Records:
◆ ◆ ◆ ◆ ◆ ◆ ◆
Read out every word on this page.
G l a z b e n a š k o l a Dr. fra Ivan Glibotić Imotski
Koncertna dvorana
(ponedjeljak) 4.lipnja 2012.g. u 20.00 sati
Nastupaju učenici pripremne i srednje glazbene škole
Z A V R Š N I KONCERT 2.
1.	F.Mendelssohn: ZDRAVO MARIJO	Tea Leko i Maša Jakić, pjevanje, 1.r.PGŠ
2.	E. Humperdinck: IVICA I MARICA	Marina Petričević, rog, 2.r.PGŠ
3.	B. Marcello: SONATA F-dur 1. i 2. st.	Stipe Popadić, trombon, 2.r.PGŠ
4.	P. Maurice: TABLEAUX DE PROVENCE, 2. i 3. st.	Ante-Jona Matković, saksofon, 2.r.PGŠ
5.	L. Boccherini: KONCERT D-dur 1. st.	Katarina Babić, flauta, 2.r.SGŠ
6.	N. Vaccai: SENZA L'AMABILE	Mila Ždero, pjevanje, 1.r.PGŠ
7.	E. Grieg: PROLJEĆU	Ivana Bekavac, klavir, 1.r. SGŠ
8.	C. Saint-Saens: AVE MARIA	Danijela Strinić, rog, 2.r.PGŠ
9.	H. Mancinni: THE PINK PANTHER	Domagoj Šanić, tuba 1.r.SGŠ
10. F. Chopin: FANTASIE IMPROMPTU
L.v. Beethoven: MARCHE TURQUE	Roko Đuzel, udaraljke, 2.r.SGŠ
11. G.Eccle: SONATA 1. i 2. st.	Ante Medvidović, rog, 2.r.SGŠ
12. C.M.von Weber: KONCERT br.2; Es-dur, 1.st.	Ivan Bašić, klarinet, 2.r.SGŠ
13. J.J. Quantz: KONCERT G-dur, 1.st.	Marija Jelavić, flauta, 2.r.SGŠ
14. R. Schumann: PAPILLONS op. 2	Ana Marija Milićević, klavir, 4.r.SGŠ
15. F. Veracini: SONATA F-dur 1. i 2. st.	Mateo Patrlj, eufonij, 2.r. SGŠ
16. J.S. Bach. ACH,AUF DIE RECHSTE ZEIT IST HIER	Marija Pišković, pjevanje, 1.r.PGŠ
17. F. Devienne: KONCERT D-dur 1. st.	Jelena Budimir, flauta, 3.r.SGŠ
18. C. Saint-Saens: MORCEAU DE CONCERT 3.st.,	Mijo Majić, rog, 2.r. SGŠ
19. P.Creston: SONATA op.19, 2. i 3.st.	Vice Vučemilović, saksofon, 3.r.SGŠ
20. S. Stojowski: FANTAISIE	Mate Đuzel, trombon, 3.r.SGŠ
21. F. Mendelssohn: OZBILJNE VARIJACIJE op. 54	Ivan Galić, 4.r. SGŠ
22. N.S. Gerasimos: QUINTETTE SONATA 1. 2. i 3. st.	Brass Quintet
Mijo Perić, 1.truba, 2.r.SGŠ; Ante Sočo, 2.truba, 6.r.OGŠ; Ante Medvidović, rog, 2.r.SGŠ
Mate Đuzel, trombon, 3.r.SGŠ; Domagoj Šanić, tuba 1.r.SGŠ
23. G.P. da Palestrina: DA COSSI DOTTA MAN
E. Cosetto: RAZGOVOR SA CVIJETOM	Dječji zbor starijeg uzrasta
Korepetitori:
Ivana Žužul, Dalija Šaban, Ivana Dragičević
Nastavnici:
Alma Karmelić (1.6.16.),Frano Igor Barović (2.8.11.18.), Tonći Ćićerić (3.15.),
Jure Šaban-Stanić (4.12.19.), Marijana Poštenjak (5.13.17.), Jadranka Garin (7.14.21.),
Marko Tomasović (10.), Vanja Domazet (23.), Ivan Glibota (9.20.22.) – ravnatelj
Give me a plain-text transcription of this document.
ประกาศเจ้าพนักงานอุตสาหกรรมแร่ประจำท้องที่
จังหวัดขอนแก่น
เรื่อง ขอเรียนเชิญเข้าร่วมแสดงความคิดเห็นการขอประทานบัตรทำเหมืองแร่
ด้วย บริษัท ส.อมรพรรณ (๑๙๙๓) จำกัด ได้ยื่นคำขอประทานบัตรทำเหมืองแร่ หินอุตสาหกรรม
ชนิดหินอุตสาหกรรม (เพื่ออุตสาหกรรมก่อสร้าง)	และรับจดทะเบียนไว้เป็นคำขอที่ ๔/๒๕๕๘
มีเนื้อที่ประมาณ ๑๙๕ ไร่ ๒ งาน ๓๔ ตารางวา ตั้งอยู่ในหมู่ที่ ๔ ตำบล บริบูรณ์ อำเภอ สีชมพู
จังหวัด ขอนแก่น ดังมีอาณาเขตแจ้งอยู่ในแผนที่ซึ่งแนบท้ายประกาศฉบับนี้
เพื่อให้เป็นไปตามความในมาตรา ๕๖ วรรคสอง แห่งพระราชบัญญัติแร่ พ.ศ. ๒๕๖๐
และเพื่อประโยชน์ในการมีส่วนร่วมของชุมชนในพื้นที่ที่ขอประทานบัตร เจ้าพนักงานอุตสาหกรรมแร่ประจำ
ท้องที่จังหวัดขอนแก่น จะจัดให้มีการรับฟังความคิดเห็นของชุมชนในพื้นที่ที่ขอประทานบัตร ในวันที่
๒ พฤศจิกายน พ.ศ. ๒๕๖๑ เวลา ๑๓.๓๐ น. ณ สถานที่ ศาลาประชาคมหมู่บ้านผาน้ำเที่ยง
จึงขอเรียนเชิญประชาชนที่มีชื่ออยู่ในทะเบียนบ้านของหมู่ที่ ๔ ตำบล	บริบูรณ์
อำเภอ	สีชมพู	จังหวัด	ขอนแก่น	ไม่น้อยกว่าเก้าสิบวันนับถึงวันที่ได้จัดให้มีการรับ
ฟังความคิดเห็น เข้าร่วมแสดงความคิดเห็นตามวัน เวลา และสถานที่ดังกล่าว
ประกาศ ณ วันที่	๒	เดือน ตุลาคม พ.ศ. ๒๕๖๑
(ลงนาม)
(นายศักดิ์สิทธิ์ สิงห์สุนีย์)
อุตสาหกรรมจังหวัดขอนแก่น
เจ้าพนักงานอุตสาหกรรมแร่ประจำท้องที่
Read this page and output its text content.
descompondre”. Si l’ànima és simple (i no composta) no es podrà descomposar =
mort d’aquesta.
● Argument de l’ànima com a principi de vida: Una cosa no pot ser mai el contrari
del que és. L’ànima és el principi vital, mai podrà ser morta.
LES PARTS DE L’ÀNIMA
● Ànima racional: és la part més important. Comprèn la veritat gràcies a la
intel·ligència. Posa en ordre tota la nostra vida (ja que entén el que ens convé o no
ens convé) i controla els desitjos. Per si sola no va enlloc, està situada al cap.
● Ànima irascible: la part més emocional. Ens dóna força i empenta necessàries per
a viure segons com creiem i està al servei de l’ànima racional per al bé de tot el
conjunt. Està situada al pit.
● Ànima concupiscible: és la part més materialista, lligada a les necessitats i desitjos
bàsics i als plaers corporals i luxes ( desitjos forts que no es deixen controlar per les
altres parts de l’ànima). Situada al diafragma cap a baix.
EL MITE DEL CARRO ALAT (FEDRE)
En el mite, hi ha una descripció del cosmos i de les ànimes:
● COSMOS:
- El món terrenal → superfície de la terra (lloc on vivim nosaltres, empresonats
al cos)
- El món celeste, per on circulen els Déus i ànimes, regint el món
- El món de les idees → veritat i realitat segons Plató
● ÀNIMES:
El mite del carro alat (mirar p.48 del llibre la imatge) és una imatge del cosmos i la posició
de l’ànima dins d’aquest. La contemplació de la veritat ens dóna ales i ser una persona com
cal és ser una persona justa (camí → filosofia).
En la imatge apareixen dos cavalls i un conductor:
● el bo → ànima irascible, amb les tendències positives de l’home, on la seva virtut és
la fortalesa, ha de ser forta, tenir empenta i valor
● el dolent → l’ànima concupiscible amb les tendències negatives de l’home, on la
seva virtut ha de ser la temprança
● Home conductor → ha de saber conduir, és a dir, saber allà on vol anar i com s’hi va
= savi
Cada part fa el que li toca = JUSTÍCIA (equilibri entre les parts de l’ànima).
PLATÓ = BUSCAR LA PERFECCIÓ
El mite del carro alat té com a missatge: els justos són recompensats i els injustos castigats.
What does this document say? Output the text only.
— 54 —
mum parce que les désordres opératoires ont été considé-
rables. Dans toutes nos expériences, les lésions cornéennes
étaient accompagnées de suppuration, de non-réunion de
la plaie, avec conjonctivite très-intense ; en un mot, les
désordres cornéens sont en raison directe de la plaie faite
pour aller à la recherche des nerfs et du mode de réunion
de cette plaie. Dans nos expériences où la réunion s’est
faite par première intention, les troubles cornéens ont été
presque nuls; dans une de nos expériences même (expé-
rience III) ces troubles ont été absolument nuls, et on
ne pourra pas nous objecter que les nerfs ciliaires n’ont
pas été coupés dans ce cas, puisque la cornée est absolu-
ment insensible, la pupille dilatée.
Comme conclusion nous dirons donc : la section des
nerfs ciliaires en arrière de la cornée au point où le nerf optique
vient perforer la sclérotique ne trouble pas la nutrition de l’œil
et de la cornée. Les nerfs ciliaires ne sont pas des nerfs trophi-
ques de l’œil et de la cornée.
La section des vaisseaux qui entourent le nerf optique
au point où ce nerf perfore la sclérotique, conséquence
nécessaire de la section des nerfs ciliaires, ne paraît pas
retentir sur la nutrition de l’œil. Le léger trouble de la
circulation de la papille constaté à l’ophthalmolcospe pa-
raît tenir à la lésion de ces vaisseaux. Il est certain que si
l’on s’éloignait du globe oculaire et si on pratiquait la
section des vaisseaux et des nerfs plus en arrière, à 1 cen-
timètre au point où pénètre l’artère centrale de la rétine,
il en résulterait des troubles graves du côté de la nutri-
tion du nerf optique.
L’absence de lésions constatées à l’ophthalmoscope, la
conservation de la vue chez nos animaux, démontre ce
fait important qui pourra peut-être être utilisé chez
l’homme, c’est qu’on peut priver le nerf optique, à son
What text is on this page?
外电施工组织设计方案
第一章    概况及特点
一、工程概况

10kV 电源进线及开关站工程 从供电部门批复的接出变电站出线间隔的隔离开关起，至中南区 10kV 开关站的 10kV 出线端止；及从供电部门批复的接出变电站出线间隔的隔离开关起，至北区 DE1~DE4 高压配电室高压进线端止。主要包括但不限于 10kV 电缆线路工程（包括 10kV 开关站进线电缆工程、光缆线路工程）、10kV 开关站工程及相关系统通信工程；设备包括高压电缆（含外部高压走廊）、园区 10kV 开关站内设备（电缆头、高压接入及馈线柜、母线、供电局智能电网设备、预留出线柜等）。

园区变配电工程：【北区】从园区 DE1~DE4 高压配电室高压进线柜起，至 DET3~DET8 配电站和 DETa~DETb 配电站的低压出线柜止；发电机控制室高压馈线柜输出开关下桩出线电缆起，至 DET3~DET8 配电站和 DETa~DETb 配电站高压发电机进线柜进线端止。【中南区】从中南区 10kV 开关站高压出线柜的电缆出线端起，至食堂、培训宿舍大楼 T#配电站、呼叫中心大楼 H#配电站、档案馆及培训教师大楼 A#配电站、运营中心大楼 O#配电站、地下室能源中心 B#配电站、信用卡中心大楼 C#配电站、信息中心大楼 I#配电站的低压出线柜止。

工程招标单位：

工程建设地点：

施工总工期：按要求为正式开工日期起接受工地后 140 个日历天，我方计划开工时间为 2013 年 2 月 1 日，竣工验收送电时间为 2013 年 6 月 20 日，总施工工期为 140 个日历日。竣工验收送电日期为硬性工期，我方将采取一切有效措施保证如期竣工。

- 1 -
◆ ◆ ◆ ◆ ◆ ◆ ◆
◆ **DO THIS**:
How many lines of the listing include the string "tenir"? Answer with the number alone.

◆ **TASK RESULT**:
2